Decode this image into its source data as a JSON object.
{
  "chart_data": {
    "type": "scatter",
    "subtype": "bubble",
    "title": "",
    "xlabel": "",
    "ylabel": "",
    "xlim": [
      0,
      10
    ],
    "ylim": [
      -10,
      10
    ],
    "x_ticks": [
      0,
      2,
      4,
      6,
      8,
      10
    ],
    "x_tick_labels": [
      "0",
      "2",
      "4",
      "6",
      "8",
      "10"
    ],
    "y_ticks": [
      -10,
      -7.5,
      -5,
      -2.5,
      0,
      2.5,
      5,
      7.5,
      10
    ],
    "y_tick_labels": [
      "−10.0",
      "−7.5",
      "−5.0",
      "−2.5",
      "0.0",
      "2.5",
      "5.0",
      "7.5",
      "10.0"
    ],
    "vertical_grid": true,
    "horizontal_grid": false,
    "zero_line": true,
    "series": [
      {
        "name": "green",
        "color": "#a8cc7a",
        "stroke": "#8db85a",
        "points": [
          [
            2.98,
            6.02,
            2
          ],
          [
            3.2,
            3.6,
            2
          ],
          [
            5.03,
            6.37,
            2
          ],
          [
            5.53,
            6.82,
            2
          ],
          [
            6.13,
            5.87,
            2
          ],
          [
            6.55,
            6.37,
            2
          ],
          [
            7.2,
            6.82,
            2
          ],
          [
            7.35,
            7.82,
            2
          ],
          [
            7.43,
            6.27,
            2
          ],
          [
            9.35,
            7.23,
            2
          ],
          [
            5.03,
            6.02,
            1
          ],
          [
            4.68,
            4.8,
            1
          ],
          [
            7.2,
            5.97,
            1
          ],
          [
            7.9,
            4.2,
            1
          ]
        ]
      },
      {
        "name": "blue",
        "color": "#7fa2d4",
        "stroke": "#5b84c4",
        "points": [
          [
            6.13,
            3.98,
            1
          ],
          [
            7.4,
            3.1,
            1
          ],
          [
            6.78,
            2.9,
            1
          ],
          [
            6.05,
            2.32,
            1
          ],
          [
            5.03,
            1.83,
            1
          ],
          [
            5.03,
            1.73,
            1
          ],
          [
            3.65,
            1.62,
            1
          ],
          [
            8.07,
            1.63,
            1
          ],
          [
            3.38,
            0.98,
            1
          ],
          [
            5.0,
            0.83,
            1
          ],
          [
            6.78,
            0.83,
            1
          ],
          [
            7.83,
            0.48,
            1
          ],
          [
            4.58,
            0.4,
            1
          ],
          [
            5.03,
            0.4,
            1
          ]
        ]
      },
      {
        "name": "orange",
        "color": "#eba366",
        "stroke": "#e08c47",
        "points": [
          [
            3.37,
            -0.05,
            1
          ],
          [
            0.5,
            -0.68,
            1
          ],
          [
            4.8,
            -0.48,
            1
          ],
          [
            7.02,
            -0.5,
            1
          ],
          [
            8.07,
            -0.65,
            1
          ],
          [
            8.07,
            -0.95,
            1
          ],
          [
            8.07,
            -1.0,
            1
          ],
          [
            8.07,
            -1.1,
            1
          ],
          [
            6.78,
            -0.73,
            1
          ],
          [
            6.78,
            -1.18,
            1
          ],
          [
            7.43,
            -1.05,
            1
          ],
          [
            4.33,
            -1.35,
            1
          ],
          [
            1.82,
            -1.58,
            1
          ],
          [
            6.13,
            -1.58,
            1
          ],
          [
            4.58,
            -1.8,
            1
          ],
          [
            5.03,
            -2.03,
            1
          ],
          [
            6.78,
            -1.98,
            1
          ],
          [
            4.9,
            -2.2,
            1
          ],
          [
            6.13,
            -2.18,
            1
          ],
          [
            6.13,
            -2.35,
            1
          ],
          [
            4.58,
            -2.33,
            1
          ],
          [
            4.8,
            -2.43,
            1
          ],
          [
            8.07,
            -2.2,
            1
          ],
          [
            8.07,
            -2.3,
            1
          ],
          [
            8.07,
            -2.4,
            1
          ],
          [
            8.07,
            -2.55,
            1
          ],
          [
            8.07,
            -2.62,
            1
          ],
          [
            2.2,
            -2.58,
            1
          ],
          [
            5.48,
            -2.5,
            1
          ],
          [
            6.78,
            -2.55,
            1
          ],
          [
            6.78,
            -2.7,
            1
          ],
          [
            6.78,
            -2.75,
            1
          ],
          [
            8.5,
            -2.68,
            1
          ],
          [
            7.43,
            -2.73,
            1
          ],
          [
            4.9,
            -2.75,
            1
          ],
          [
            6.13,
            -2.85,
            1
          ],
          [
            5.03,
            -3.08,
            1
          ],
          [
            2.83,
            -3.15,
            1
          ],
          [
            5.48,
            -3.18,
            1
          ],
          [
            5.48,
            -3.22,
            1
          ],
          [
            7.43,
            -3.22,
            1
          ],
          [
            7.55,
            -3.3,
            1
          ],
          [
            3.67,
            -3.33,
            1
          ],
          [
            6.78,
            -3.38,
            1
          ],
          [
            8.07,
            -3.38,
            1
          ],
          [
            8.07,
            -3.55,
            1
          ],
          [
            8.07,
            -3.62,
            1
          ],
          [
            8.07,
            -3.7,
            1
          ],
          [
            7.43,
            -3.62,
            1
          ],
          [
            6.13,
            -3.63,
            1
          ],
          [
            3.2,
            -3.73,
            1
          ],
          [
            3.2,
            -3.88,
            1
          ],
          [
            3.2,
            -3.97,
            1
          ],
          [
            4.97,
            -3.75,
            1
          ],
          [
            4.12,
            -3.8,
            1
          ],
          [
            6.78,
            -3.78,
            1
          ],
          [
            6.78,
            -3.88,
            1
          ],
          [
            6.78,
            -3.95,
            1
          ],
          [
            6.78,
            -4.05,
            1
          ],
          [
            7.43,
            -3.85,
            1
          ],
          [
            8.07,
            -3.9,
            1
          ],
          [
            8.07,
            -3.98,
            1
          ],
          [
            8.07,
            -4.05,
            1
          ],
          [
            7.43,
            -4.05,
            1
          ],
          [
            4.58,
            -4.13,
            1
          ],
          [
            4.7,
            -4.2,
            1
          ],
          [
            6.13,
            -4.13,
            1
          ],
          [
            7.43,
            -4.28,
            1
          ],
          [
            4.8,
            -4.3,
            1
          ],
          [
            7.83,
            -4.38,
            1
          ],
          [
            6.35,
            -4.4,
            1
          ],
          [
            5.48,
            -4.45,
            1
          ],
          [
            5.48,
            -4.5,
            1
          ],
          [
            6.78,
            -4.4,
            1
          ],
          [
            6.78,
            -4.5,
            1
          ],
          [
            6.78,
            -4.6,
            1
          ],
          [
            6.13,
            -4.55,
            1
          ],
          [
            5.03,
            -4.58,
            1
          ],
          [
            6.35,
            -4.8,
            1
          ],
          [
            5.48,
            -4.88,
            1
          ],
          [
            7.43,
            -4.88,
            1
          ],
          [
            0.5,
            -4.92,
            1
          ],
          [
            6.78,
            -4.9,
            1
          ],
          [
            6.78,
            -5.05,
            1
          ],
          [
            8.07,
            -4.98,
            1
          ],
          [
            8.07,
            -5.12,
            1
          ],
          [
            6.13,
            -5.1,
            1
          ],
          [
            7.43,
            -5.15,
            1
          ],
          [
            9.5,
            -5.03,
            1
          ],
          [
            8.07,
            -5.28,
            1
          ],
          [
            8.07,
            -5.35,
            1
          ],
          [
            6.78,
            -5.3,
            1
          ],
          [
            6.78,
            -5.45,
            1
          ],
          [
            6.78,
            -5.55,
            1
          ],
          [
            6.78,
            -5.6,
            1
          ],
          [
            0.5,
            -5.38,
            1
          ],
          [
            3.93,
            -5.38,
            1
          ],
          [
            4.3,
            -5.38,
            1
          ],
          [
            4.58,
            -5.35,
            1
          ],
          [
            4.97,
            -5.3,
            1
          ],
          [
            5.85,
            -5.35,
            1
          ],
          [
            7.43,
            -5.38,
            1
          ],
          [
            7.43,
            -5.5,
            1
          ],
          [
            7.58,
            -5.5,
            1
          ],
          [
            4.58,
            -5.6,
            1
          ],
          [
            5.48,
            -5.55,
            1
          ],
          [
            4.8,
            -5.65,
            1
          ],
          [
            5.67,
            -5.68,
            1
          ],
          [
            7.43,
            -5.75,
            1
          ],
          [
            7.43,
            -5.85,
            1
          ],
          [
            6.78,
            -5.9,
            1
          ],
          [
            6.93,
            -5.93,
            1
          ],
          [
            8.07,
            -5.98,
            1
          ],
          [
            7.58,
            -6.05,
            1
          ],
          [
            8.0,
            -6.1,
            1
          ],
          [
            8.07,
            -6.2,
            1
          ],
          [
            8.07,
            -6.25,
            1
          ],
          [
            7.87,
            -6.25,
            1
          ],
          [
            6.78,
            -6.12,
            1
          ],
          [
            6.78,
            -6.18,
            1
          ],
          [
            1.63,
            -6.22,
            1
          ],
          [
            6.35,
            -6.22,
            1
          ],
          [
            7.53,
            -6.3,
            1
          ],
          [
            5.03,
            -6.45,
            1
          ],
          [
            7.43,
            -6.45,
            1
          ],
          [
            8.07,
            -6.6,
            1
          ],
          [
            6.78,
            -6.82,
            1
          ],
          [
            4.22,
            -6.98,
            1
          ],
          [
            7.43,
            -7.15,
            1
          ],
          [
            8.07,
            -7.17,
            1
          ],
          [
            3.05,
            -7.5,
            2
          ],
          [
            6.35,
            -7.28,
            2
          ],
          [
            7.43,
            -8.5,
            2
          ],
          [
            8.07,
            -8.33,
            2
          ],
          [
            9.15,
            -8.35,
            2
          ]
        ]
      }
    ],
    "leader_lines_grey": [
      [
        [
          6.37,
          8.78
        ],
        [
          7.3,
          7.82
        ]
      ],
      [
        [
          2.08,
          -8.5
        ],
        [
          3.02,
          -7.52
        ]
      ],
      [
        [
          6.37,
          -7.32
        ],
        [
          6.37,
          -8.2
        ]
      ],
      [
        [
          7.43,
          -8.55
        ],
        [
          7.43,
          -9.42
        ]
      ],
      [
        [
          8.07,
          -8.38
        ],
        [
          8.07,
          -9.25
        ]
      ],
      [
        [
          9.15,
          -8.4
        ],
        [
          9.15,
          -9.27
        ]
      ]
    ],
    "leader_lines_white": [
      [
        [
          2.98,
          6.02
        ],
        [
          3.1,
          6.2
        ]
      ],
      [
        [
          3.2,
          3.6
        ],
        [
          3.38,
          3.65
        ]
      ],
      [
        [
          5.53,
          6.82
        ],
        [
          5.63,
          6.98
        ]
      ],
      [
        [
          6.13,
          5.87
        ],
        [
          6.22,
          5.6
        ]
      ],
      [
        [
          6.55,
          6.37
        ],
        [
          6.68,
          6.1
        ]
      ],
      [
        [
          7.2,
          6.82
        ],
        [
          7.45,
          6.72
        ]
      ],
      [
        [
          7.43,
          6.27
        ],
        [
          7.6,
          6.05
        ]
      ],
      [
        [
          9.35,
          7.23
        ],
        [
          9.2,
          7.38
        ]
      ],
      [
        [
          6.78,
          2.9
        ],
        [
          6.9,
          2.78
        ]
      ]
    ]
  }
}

OBJECTIVE: Extract every line containing the string "color" from the data above.

FINISHED EXERCISE:
        "color": "#a8cc7a",
        "color": "#7fa2d4",
        "color": "#eba366",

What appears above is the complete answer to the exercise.